Rows:
============================================================

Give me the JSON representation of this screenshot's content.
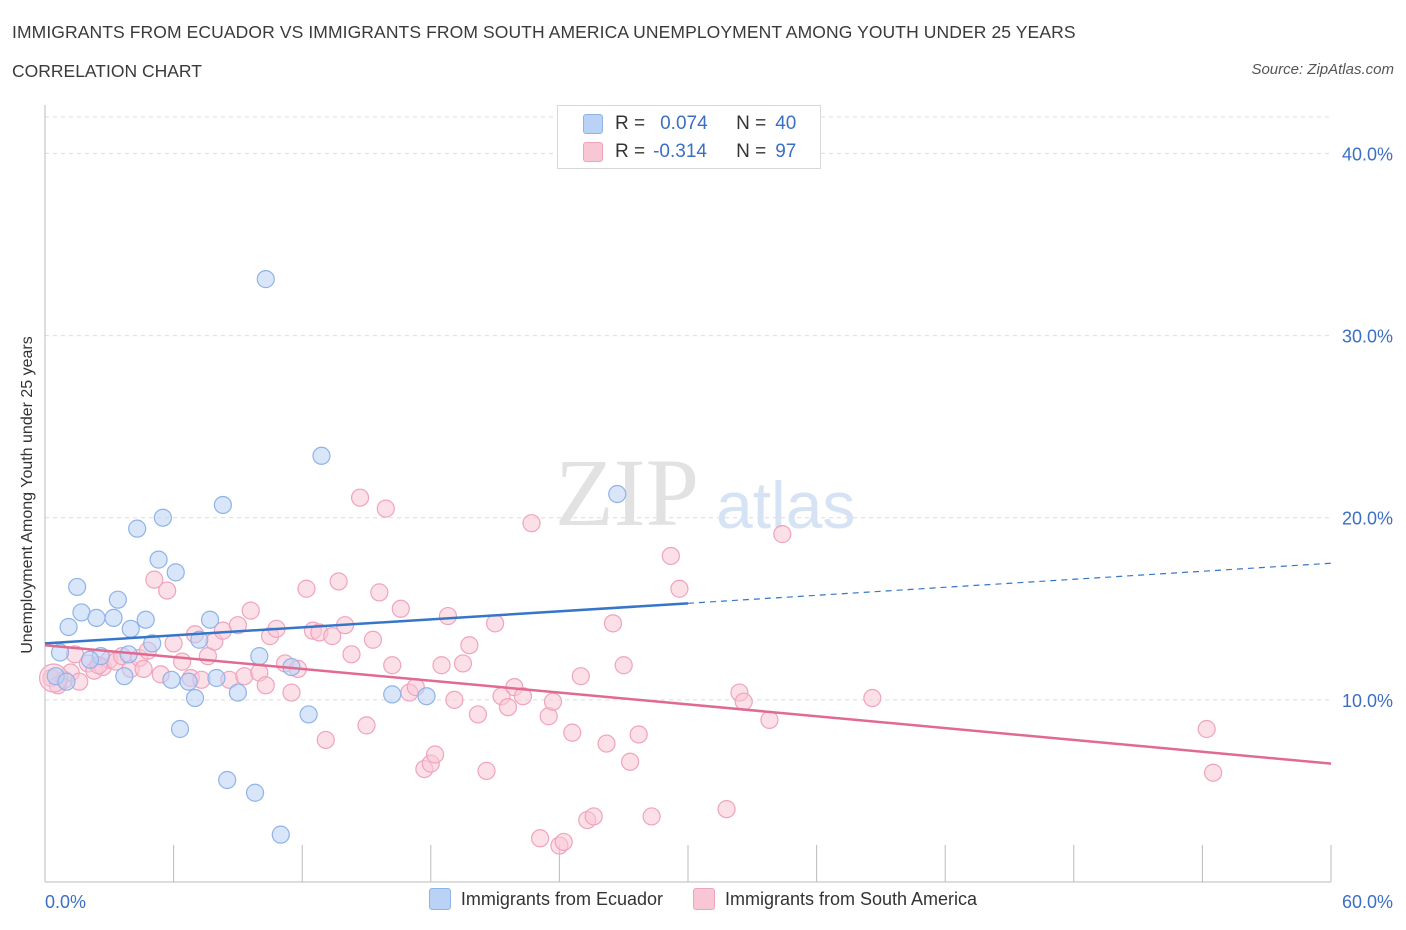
{
  "header": {
    "title": "IMMIGRANTS FROM ECUADOR VS IMMIGRANTS FROM SOUTH AMERICA UNEMPLOYMENT AMONG YOUTH UNDER 25 YEARS",
    "subtitle": "CORRELATION CHART",
    "source": "Source: ZipAtlas.com"
  },
  "legend": {
    "r_label": "R =",
    "n_label": "N =",
    "series": [
      {
        "r": "0.074",
        "n": "40"
      },
      {
        "r": "-0.314",
        "n": "97"
      }
    ]
  },
  "colors": {
    "ecuador_fill": "#b9d2f5",
    "ecuador_stroke": "#8fb3e8",
    "ecuador_line": "#3676c8",
    "sa_fill": "#f9c6d6",
    "sa_stroke": "#f0a3bd",
    "sa_line": "#e06a92",
    "axis_text": "#3b6fc4",
    "grid": "#dcdcdc"
  },
  "watermark": {
    "zip": "ZIP",
    "atlas": "atlas"
  },
  "chart_data": {
    "type": "scatter",
    "title": "IMMIGRANTS FROM ECUADOR VS IMMIGRANTS FROM SOUTH AMERICA UNEMPLOYMENT AMONG YOUTH UNDER 25 YEARS",
    "xlabel": "",
    "ylabel": "Unemployment Among Youth under 25 years",
    "xlim": [
      0,
      60
    ],
    "ylim": [
      0,
      42
    ],
    "x_tick_labels": [
      "0.0%",
      "60.0%"
    ],
    "y_ticks": [
      10,
      20,
      30,
      40
    ],
    "y_tick_labels": [
      "10.0%",
      "20.0%",
      "30.0%",
      "40.0%"
    ],
    "legend_position": "bottom",
    "series": [
      {
        "name": "Immigrants from Ecuador",
        "r": 0.074,
        "n": 40,
        "trend": {
          "x": [
            0,
            30
          ],
          "y": [
            13.1,
            15.3
          ],
          "dashed_to_x": 60,
          "dashed_to_y": 17.5
        },
        "points": [
          [
            0.5,
            11.3
          ],
          [
            0.7,
            12.6
          ],
          [
            1.1,
            14.0
          ],
          [
            1.5,
            16.2
          ],
          [
            1.7,
            14.8
          ],
          [
            2.4,
            14.5
          ],
          [
            2.6,
            12.4
          ],
          [
            3.2,
            14.5
          ],
          [
            3.4,
            15.5
          ],
          [
            3.7,
            11.3
          ],
          [
            4.0,
            13.9
          ],
          [
            4.3,
            19.4
          ],
          [
            4.7,
            14.4
          ],
          [
            5.0,
            13.1
          ],
          [
            5.3,
            17.7
          ],
          [
            5.5,
            20.0
          ],
          [
            5.9,
            11.1
          ],
          [
            6.1,
            17.0
          ],
          [
            6.3,
            8.4
          ],
          [
            6.7,
            11.0
          ],
          [
            7.0,
            10.1
          ],
          [
            7.2,
            13.3
          ],
          [
            7.7,
            14.4
          ],
          [
            8.0,
            11.2
          ],
          [
            8.3,
            20.7
          ],
          [
            8.5,
            5.6
          ],
          [
            9.0,
            10.4
          ],
          [
            9.8,
            4.9
          ],
          [
            10.0,
            12.4
          ],
          [
            10.3,
            33.1
          ],
          [
            11.0,
            2.6
          ],
          [
            11.5,
            11.8
          ],
          [
            12.3,
            9.2
          ],
          [
            12.9,
            23.4
          ],
          [
            16.2,
            10.3
          ],
          [
            17.8,
            10.2
          ],
          [
            26.7,
            21.3
          ],
          [
            2.1,
            12.2
          ],
          [
            3.9,
            12.5
          ],
          [
            1.0,
            11.0
          ]
        ]
      },
      {
        "name": "Immigrants from South America",
        "r": -0.314,
        "n": 97,
        "trend": {
          "x": [
            0,
            60
          ],
          "y": [
            13.0,
            6.5
          ]
        },
        "points": [
          [
            0.3,
            11.2
          ],
          [
            0.6,
            10.8
          ],
          [
            0.9,
            11.1
          ],
          [
            1.2,
            11.5
          ],
          [
            1.6,
            11.0
          ],
          [
            2.0,
            12.0
          ],
          [
            2.3,
            11.6
          ],
          [
            2.7,
            11.8
          ],
          [
            3.0,
            12.2
          ],
          [
            3.3,
            12.1
          ],
          [
            3.6,
            12.4
          ],
          [
            4.0,
            11.7
          ],
          [
            4.4,
            12.3
          ],
          [
            4.8,
            12.7
          ],
          [
            5.1,
            16.6
          ],
          [
            5.4,
            11.4
          ],
          [
            5.7,
            16.0
          ],
          [
            6.0,
            13.1
          ],
          [
            6.4,
            12.1
          ],
          [
            6.8,
            11.2
          ],
          [
            7.0,
            13.6
          ],
          [
            7.3,
            11.1
          ],
          [
            7.6,
            12.4
          ],
          [
            7.9,
            13.2
          ],
          [
            8.3,
            13.8
          ],
          [
            8.6,
            11.1
          ],
          [
            9.0,
            14.1
          ],
          [
            9.3,
            11.3
          ],
          [
            9.6,
            14.9
          ],
          [
            10.0,
            11.5
          ],
          [
            10.3,
            10.8
          ],
          [
            10.5,
            13.5
          ],
          [
            10.8,
            13.9
          ],
          [
            11.2,
            12.0
          ],
          [
            11.5,
            10.4
          ],
          [
            11.8,
            11.7
          ],
          [
            12.2,
            16.1
          ],
          [
            12.5,
            13.8
          ],
          [
            12.8,
            13.7
          ],
          [
            13.1,
            7.8
          ],
          [
            13.4,
            13.5
          ],
          [
            13.7,
            16.5
          ],
          [
            14.0,
            14.1
          ],
          [
            14.3,
            12.5
          ],
          [
            14.7,
            21.1
          ],
          [
            15.0,
            8.6
          ],
          [
            15.3,
            13.3
          ],
          [
            15.6,
            15.9
          ],
          [
            15.9,
            20.5
          ],
          [
            16.2,
            11.9
          ],
          [
            16.6,
            15.0
          ],
          [
            17.0,
            10.4
          ],
          [
            17.3,
            10.7
          ],
          [
            17.7,
            6.2
          ],
          [
            18.0,
            6.5
          ],
          [
            18.2,
            7.0
          ],
          [
            18.5,
            11.9
          ],
          [
            18.8,
            14.6
          ],
          [
            19.1,
            10.0
          ],
          [
            19.5,
            12.0
          ],
          [
            19.8,
            13.0
          ],
          [
            20.2,
            9.2
          ],
          [
            20.6,
            6.1
          ],
          [
            21.0,
            14.2
          ],
          [
            21.3,
            10.2
          ],
          [
            21.6,
            9.6
          ],
          [
            21.9,
            10.7
          ],
          [
            22.3,
            10.2
          ],
          [
            22.7,
            19.7
          ],
          [
            23.1,
            2.4
          ],
          [
            23.5,
            9.1
          ],
          [
            23.7,
            9.9
          ],
          [
            24.0,
            2.0
          ],
          [
            24.2,
            2.2
          ],
          [
            24.6,
            8.2
          ],
          [
            25.0,
            11.3
          ],
          [
            25.3,
            3.4
          ],
          [
            25.6,
            3.6
          ],
          [
            26.2,
            7.6
          ],
          [
            26.5,
            14.2
          ],
          [
            27.0,
            11.9
          ],
          [
            27.3,
            6.6
          ],
          [
            27.7,
            8.1
          ],
          [
            28.3,
            3.6
          ],
          [
            29.2,
            17.9
          ],
          [
            29.6,
            16.1
          ],
          [
            31.8,
            4.0
          ],
          [
            32.4,
            10.4
          ],
          [
            32.6,
            9.9
          ],
          [
            33.8,
            8.9
          ],
          [
            34.4,
            19.1
          ],
          [
            38.6,
            10.1
          ],
          [
            54.2,
            8.4
          ],
          [
            54.5,
            6.0
          ],
          [
            1.4,
            12.5
          ],
          [
            2.5,
            11.9
          ],
          [
            4.6,
            11.7
          ]
        ]
      }
    ]
  },
  "bottom_legend": {
    "items": [
      {
        "label": "Immigrants from Ecuador"
      },
      {
        "label": "Immigrants from South America"
      }
    ]
  }
}
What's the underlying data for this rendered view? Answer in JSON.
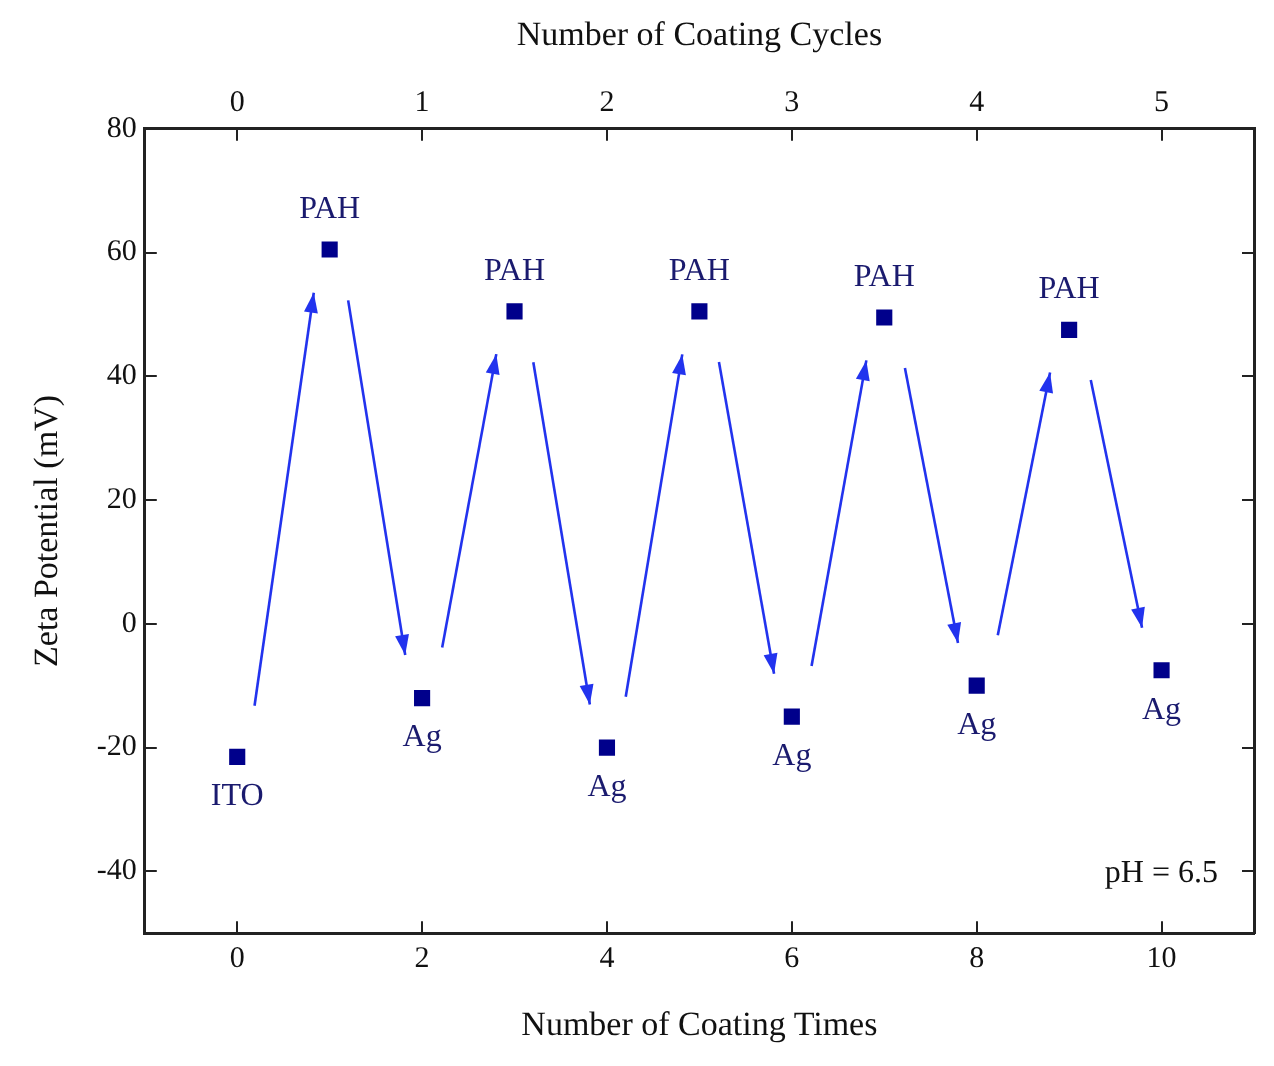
{
  "chart_data": {
    "type": "scatter",
    "xlabel": "Number of Coating Times",
    "x2label": "Number of Coating Cycles",
    "ylabel": "Zeta Potential (mV)",
    "x": [
      0,
      1,
      2,
      3,
      4,
      5,
      6,
      7,
      8,
      9,
      10
    ],
    "series": [
      {
        "color": "#00008b",
        "values": [
          -21.5,
          60.5,
          -12,
          50.5,
          -20,
          50.5,
          -15,
          49.5,
          -10,
          47.5,
          -7.5
        ]
      }
    ],
    "marker": "square",
    "grid": false,
    "legend": false,
    "xlim": [
      -1,
      11
    ],
    "xticks": [
      0,
      2,
      4,
      6,
      8,
      10
    ],
    "x2lim": [
      -0.5,
      5.5
    ],
    "x2ticks": [
      0,
      1,
      2,
      3,
      4,
      5
    ],
    "ylim": [
      -50,
      80
    ],
    "yticks": [
      -40,
      -20,
      0,
      20,
      40,
      60,
      80
    ],
    "annotations": [
      {
        "text": "ITO",
        "x": 0,
        "y": -21.5
      },
      {
        "text": "PAH",
        "x": 1,
        "y": 60.5
      },
      {
        "text": "Ag",
        "x": 2,
        "y": -12
      },
      {
        "text": "PAH",
        "x": 3,
        "y": 50.5
      },
      {
        "text": "Ag",
        "x": 4,
        "y": -20
      },
      {
        "text": "PAH",
        "x": 5,
        "y": 50.5
      },
      {
        "text": "Ag",
        "x": 6,
        "y": -15
      },
      {
        "text": "PAH",
        "x": 7,
        "y": 49.5
      },
      {
        "text": "Ag",
        "x": 8,
        "y": -10
      },
      {
        "text": "PAH",
        "x": 9,
        "y": 47.5
      },
      {
        "text": "Ag",
        "x": 10,
        "y": -7.5
      },
      "pH = 6.5"
    ]
  }
}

============================================================

Description of the task: Identify lines with the string "xlabel". Copy each one.

Reply to the exercise:
    "xlabel": "",
    "xlabel": "Number of Coating Times",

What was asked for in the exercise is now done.